#### Directions:
In the listing below, locate the lines that hold "overline" and copy them.
===== Data provided
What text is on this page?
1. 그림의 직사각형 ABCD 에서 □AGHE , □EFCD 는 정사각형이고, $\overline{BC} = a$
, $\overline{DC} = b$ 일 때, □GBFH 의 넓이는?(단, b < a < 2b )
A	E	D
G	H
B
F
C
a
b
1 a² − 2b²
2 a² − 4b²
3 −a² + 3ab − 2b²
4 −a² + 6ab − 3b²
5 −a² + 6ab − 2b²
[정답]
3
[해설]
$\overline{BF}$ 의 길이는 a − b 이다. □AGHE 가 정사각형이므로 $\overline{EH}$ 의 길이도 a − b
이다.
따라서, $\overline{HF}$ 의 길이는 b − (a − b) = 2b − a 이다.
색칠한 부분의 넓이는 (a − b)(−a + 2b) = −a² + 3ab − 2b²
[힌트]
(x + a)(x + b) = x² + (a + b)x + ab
==========
#### Exercise response:
1. 그림의 직사각형 ABCD 에서 □AGHE , □EFCD 는 정사각형이고, $\overline{BC} = a$
, $\overline{DC} = b$ 일 때, □GBFH 의 넓이는?(단, b < a < 2b )
$\overline{BF}$ 의 길이는 a − b 이다. □AGHE 가 정사각형이므로 $\overline{EH}$ 의 길이도 a − b
따라서, $\overline{HF}$ 의 길이는 b − (a − b) = 2b − a 이다.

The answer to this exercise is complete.